__Exercise aim__.
Write out each line of the listing as it stands, without the images.

━━ Material for the task

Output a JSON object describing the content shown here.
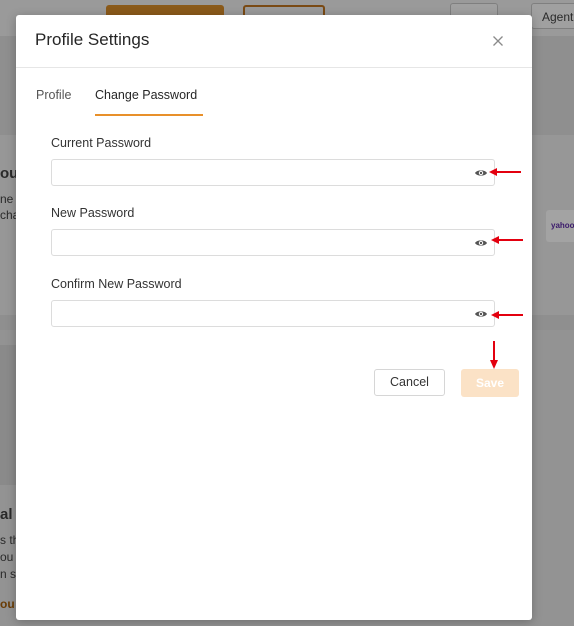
{
  "background": {
    "agent_label": "Agent",
    "yahoo_label": "yahoo",
    "partial_texts": [
      "ou",
      "ne",
      "cha",
      "al",
      "s th",
      "ou",
      "n sc",
      "ou"
    ]
  },
  "modal": {
    "title": "Profile Settings",
    "close_icon": "close-icon",
    "tabs": [
      {
        "label": "Profile",
        "active": false
      },
      {
        "label": "Change Password",
        "active": true
      }
    ],
    "fields": [
      {
        "label": "Current Password",
        "value": "",
        "placeholder": "",
        "icon": "eye-icon"
      },
      {
        "label": "New Password",
        "value": "",
        "placeholder": "",
        "icon": "eye-icon"
      },
      {
        "label": "Confirm New Password",
        "value": "",
        "placeholder": "",
        "icon": "eye-icon"
      }
    ],
    "buttons": {
      "cancel": "Cancel",
      "save": "Save"
    }
  },
  "colors": {
    "accent": "#e8902a",
    "save_disabled": "#fbe2c6",
    "annotation_arrow": "#e3000f"
  }
}
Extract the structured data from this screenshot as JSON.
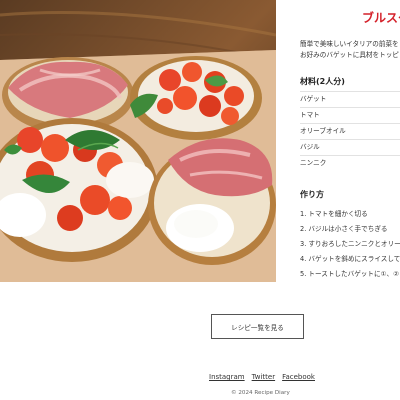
{
  "recipe": {
    "title": "ブルスケ",
    "description_lines": [
      "簡単で美味しいイタリアの前菜を",
      "お好みのバゲットに具材をトッピ"
    ],
    "photo_label": "bruschetta-photo"
  },
  "ingredients": {
    "heading": "材料(2人分)",
    "items": [
      "バゲット",
      "トマト",
      "オリーブオイル",
      "バジル",
      "ニンニク"
    ]
  },
  "method": {
    "heading": "作り方",
    "steps": [
      "1. トマトを細かく切る",
      "2. バジルは小さく手でちぎる",
      "3. すりおろしたニンニクとオリー",
      "4. バゲットを斜めにスライスして",
      "5. トーストしたバゲットに①、②"
    ]
  },
  "footer": {
    "back_button": "レシピ一覧を見る",
    "social_links": [
      "Instagram",
      "Twitter",
      "Facebook"
    ],
    "copyright": "© 2024 Recipe Diary"
  },
  "colors": {
    "accent": "#d4212a",
    "divider": "#e2e2e2"
  }
}
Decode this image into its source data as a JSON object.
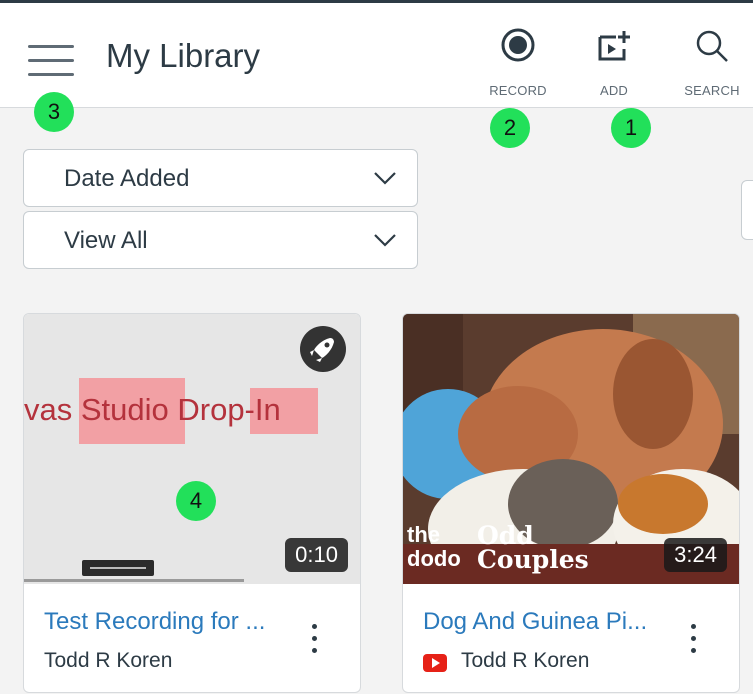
{
  "header": {
    "title": "My Library",
    "tools": [
      {
        "label": "RECORD",
        "icon": "record-icon"
      },
      {
        "label": "ADD",
        "icon": "add-media-icon"
      },
      {
        "label": "SEARCH",
        "icon": "search-icon"
      }
    ]
  },
  "filters": {
    "sort": {
      "value": "Date Added",
      "icon": "chevron-down-icon"
    },
    "view": {
      "value": "View All",
      "icon": "chevron-down-icon"
    }
  },
  "badges": [
    "1",
    "2",
    "3",
    "4"
  ],
  "cards": [
    {
      "title": "Test Recording for ...",
      "owner": "Todd R Koren",
      "duration": "0:10",
      "thumb_text": "vas Studio Drop-In",
      "icons": [
        "rocket-icon",
        "more-vertical-icon"
      ]
    },
    {
      "title": "Dog And Guinea Pi...",
      "owner": "Todd R Koren",
      "duration": "3:24",
      "thumb_text_line1": "the",
      "thumb_text_line2": "dodo",
      "thumb_text_overlay": "Odd Couples",
      "icons": [
        "youtube-icon",
        "more-vertical-icon"
      ]
    }
  ],
  "colors": {
    "accent_link": "#2b7abc",
    "badge": "#22e05a",
    "youtube": "#e62117"
  }
}
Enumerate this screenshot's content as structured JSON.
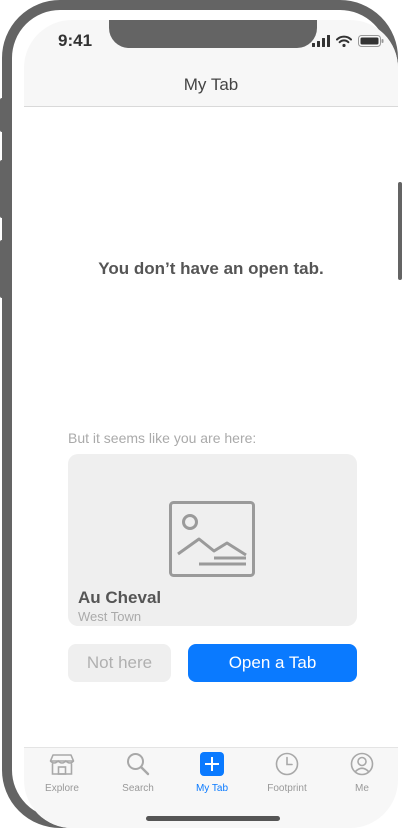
{
  "status_bar": {
    "time": "9:41"
  },
  "navbar": {
    "title": "My Tab"
  },
  "empty_state": {
    "message": "You don’t have an open tab."
  },
  "suggestion": {
    "hint": "But it seems like you are here:",
    "place_name": "Au Cheval",
    "place_area": "West Town",
    "image_icon": "image-placeholder-icon"
  },
  "actions": {
    "not_here_label": "Not here",
    "open_tab_label": "Open a Tab"
  },
  "tabbar": {
    "items": [
      {
        "label": "Explore",
        "icon": "storefront-icon",
        "active": false
      },
      {
        "label": "Search",
        "icon": "search-icon",
        "active": false
      },
      {
        "label": "My Tab",
        "icon": "plus-icon",
        "active": true
      },
      {
        "label": "Footprint",
        "icon": "clock-icon",
        "active": false
      },
      {
        "label": "Me",
        "icon": "profile-icon",
        "active": false
      }
    ]
  },
  "colors": {
    "accent": "#0a7aff",
    "frame": "#646464",
    "card_bg": "#efefef",
    "muted_text": "#aaaaaa"
  }
}
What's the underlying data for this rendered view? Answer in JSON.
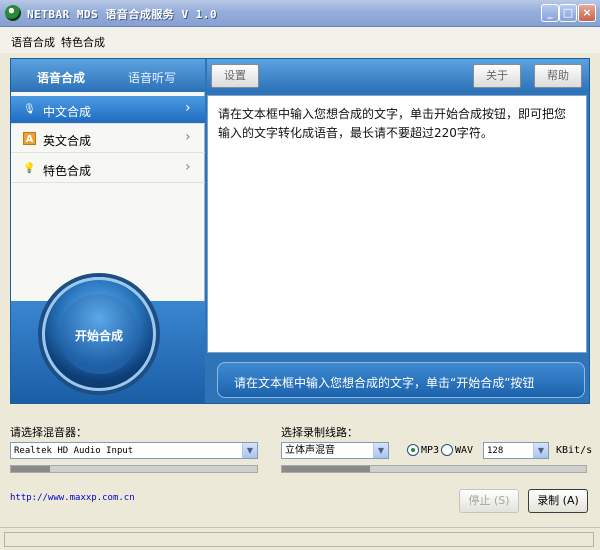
{
  "window": {
    "title": "NETBAR MDS 语音合成服务 V 1.0"
  },
  "menu": {
    "items": [
      "语音合成",
      "特色合成"
    ]
  },
  "left_tabs": {
    "tts": "语音合成",
    "dictation": "语音听写"
  },
  "left_items": [
    {
      "label": "中文合成",
      "icon": "microphone-icon"
    },
    {
      "label": "英文合成",
      "icon": "letter-a-icon"
    },
    {
      "label": "特色合成",
      "icon": "bulb-icon"
    }
  ],
  "start_button": "开始合成",
  "toolbar": {
    "settings": "设置",
    "about": "关于",
    "help": "帮助"
  },
  "text_content": "请在文本框中输入您想合成的文字，单击开始合成按钮，即可把您输入的文字转化成语音，最长请不要超过220字符。",
  "hint": "请在文本框中输入您想合成的文字，单击“开始合成”按钮",
  "mixer": {
    "label": "请选择混音器：",
    "value": "Realtek HD Audio Input",
    "level": 0.16
  },
  "line": {
    "label": "选择录制线路：",
    "value": "立体声混音",
    "level": 0.29
  },
  "format": {
    "mp3": "MP3",
    "wav": "WAV",
    "selected": "MP3"
  },
  "bitrate": {
    "value": "128",
    "unit": "KBit/s"
  },
  "url": "http://www.maxxp.com.cn",
  "buttons": {
    "stop": "停止 (S)",
    "record": "录制 (A)"
  }
}
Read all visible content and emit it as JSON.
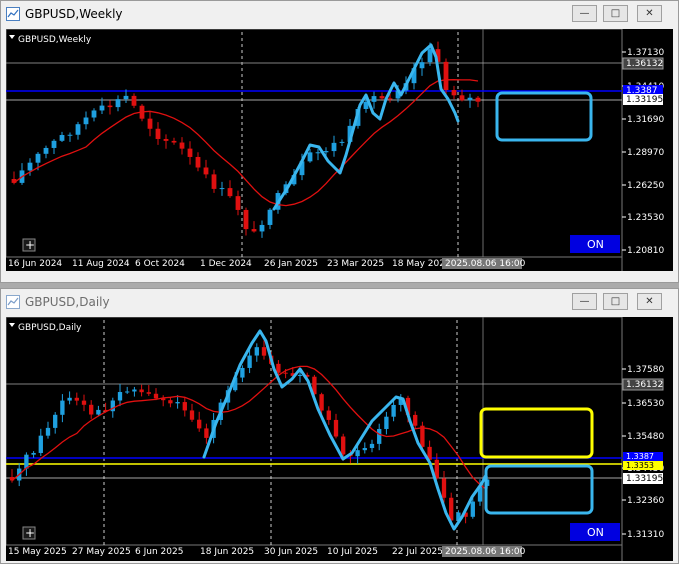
{
  "colors": {
    "background": "#000000",
    "bull": "#1fa0e0",
    "bear": "#e01010",
    "ma": "#e01010",
    "drawing": "#3ab6ee",
    "h_blue": "#0000ff",
    "h_yellow": "#ffff00",
    "grid": "#ffffff",
    "on_badge": "#0000e0"
  },
  "windows": [
    {
      "title": "GBPUSD,Weekly",
      "chart_label": "GBPUSD,Weekly",
      "price_ticks": [
        "1.37130",
        "1.34410",
        "1.31690",
        "1.28970",
        "1.26250",
        "1.23530",
        "1.20810"
      ],
      "price_tags": [
        {
          "text": "1.36132",
          "style": "grey"
        },
        {
          "text": "1.33195",
          "style": "white"
        },
        {
          "text": "1.3387",
          "style": "blue"
        }
      ],
      "time_labels": [
        "16 Jun 2024",
        "11 Aug 2024",
        "6 Oct 2024",
        "1 Dec 2024",
        "26 Jan 2025",
        "23 Mar 2025",
        "18 May 2025"
      ],
      "crosshair_time": "2025.08.06 16:00",
      "on_label": "ON",
      "plus_label": "+"
    },
    {
      "title": "GBPUSD,Daily",
      "chart_label": "GBPUSD,Daily",
      "price_ticks": [
        "1.37580",
        "1.36530",
        "1.35480",
        "1.34430",
        "1.33380",
        "1.32360",
        "1.31310"
      ],
      "price_tags": [
        {
          "text": "1.36132",
          "style": "grey"
        },
        {
          "text": "1.33195",
          "style": "white"
        },
        {
          "text": "1.3387",
          "style": "blue"
        },
        {
          "text": "1.3353",
          "style": "yellow"
        }
      ],
      "time_labels": [
        "15 May 2025",
        "27 May 2025",
        "6 Jun 2025",
        "18 Jun 2025",
        "30 Jun 2025",
        "10 Jul 2025",
        "22 Jul 2025"
      ],
      "crosshair_time": "2025.08.06 16:00",
      "on_label": "ON",
      "plus_label": "+"
    }
  ]
}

━━━━

__Final answer__.
Output a JSON object describing the content shown here.
{
  "background": {
    "agent_label": "Agent",
    "yahoo_label": "yahoo",
    "partial_texts": [
      "ou",
      "ne",
      "cha",
      "al",
      "s th",
      "ou",
      "n sc",
      "ou"
    ]
  },
  "modal": {
    "title": "Profile Settings",
    "close_icon": "close-icon",
    "tabs": [
      {
        "label": "Profile",
        "active": false
      },
      {
        "label": "Change Password",
        "active": true
      }
    ],
    "fields": [
      {
        "label": "Current Password",
        "value": "",
        "placeholder": "",
        "icon": "eye-icon"
      },
      {
        "label": "New Password",
        "value": "",
        "placeholder": "",
        "icon": "eye-icon"
      },
      {
        "label": "Confirm New Password",
        "value": "",
        "placeholder": "",
        "icon": "eye-icon"
      }
    ],
    "buttons": {
      "cancel": "Cancel",
      "save": "Save"
    }
  },
  "colors": {
    "accent": "#e8902a",
    "save_disabled": "#fbe2c6",
    "annotation_arrow": "#e3000f"
  }
}
Extract the structured data from this screenshot as JSON.
{
  "recipe": {
    "title": "ブルスケ",
    "description_lines": [
      "簡単で美味しいイタリアの前菜を",
      "お好みのバゲットに具材をトッピ"
    ],
    "photo_label": "bruschetta-photo"
  },
  "ingredients": {
    "heading": "材料(2人分)",
    "items": [
      "バゲット",
      "トマト",
      "オリーブオイル",
      "バジル",
      "ニンニク"
    ]
  },
  "method": {
    "heading": "作り方",
    "steps": [
      "1. トマトを細かく切る",
      "2. バジルは小さく手でちぎる",
      "3. すりおろしたニンニクとオリー",
      "4. バゲットを斜めにスライスして",
      "5. トーストしたバゲットに①、②"
    ]
  },
  "footer": {
    "back_button": "レシピ一覧を見る",
    "social_links": [
      "Instagram",
      "Twitter",
      "Facebook"
    ],
    "copyright": "© 2024 Recipe Diary"
  },
  "colors": {
    "accent": "#d4212a",
    "divider": "#e2e2e2"
  }
}
Decode this image into its source data as a JSON object.
{
  "header": {
    "title": "My Library",
    "tools": [
      {
        "label": "RECORD",
        "icon": "record-icon"
      },
      {
        "label": "ADD",
        "icon": "add-media-icon"
      },
      {
        "label": "SEARCH",
        "icon": "search-icon"
      }
    ]
  },
  "filters": {
    "sort": {
      "value": "Date Added",
      "icon": "chevron-down-icon"
    },
    "view": {
      "value": "View All",
      "icon": "chevron-down-icon"
    }
  },
  "badges": [
    "1",
    "2",
    "3",
    "4"
  ],
  "cards": [
    {
      "title": "Test Recording for ...",
      "owner": "Todd R Koren",
      "duration": "0:10",
      "thumb_text": "vas Studio Drop-In",
      "icons": [
        "rocket-icon",
        "more-vertical-icon"
      ]
    },
    {
      "title": "Dog And Guinea Pi...",
      "owner": "Todd R Koren",
      "duration": "3:24",
      "thumb_text_line1": "the",
      "thumb_text_line2": "dodo",
      "thumb_text_overlay": "Odd Couples",
      "icons": [
        "youtube-icon",
        "more-vertical-icon"
      ]
    }
  ],
  "colors": {
    "accent_link": "#2b7abc",
    "badge": "#22e05a",
    "youtube": "#e62117"
  }
}
Enumerate this screenshot's content as structured JSON.
{
  "status_bar": {
    "time": "9:41"
  },
  "navbar": {
    "title": "My Tab"
  },
  "empty_state": {
    "message": "You don’t have an open tab."
  },
  "suggestion": {
    "hint": "But it seems like you are here:",
    "place_name": "Au Cheval",
    "place_area": "West Town",
    "image_icon": "image-placeholder-icon"
  },
  "actions": {
    "not_here_label": "Not here",
    "open_tab_label": "Open a Tab"
  },
  "tabbar": {
    "items": [
      {
        "label": "Explore",
        "icon": "storefront-icon",
        "active": false
      },
      {
        "label": "Search",
        "icon": "search-icon",
        "active": false
      },
      {
        "label": "My Tab",
        "icon": "plus-icon",
        "active": true
      },
      {
        "label": "Footprint",
        "icon": "clock-icon",
        "active": false
      },
      {
        "label": "Me",
        "icon": "profile-icon",
        "active": false
      }
    ]
  },
  "colors": {
    "accent": "#0a7aff",
    "frame": "#646464",
    "card_bg": "#efefef",
    "muted_text": "#aaaaaa"
  }
}
What's the underlying data for this rendered view? Answer in JSON.
{
  "window": {
    "title": "NETBAR MDS 语音合成服务 V 1.0"
  },
  "menu": {
    "items": [
      "语音合成",
      "特色合成"
    ]
  },
  "left_tabs": {
    "tts": "语音合成",
    "dictation": "语音听写"
  },
  "left_items": [
    {
      "label": "中文合成",
      "icon": "microphone-icon"
    },
    {
      "label": "英文合成",
      "icon": "letter-a-icon"
    },
    {
      "label": "特色合成",
      "icon": "bulb-icon"
    }
  ],
  "start_button": "开始合成",
  "toolbar": {
    "settings": "设置",
    "about": "关于",
    "help": "帮助"
  },
  "text_content": "请在文本框中输入您想合成的文字，单击开始合成按钮，即可把您输入的文字转化成语音，最长请不要超过220字符。",
  "hint": "请在文本框中输入您想合成的文字，单击“开始合成”按钮",
  "mixer": {
    "label": "请选择混音器：",
    "value": "Realtek HD Audio Input",
    "level": 0.16
  },
  "line": {
    "label": "选择录制线路：",
    "value": "立体声混音",
    "level": 0.29
  },
  "format": {
    "mp3": "MP3",
    "wav": "WAV",
    "selected": "MP3"
  },
  "bitrate": {
    "value": "128",
    "unit": "KBit/s"
  },
  "url": "http://www.maxxp.com.cn",
  "buttons": {
    "stop": "停止 (S)",
    "record": "录制 (A)"
  }
}
Read all visible content and emit it as JSON.
{
  "colors": {
    "background": "#000000",
    "bull": "#1fa0e0",
    "bear": "#e01010",
    "ma": "#e01010",
    "drawing": "#3ab6ee",
    "h_blue": "#0000ff",
    "h_yellow": "#ffff00",
    "grid": "#ffffff",
    "on_badge": "#0000e0"
  },
  "windows": [
    {
      "title": "GBPUSD,Weekly",
      "chart_label": "GBPUSD,Weekly",
      "price_ticks": [
        "1.37130",
        "1.34410",
        "1.31690",
        "1.28970",
        "1.26250",
        "1.23530",
        "1.20810"
      ],
      "price_tags": [
        {
          "text": "1.36132",
          "style": "grey"
        },
        {
          "text": "1.33195",
          "style": "white"
        },
        {
          "text": "1.3387",
          "style": "blue"
        }
      ],
      "time_labels": [
        "16 Jun 2024",
        "11 Aug 2024",
        "6 Oct 2024",
        "1 Dec 2024",
        "26 Jan 2025",
        "23 Mar 2025",
        "18 May 2025"
      ],
      "crosshair_time": "2025.08.06 16:00",
      "on_label": "ON",
      "plus_label": "+"
    },
    {
      "title": "GBPUSD,Daily",
      "chart_label": "GBPUSD,Daily",
      "price_ticks": [
        "1.37580",
        "1.36530",
        "1.35480",
        "1.34430",
        "1.33380",
        "1.32360",
        "1.31310"
      ],
      "price_tags": [
        {
          "text": "1.36132",
          "style": "grey"
        },
        {
          "text": "1.33195",
          "style": "white"
        },
        {
          "text": "1.3387",
          "style": "blue"
        },
        {
          "text": "1.3353",
          "style": "yellow"
        }
      ],
      "time_labels": [
        "15 May 2025",
        "27 May 2025",
        "6 Jun 2025",
        "18 Jun 2025",
        "30 Jun 2025",
        "10 Jul 2025",
        "22 Jul 2025"
      ],
      "crosshair_time": "2025.08.06 16:00",
      "on_label": "ON",
      "plus_label": "+"
    }
  ]
}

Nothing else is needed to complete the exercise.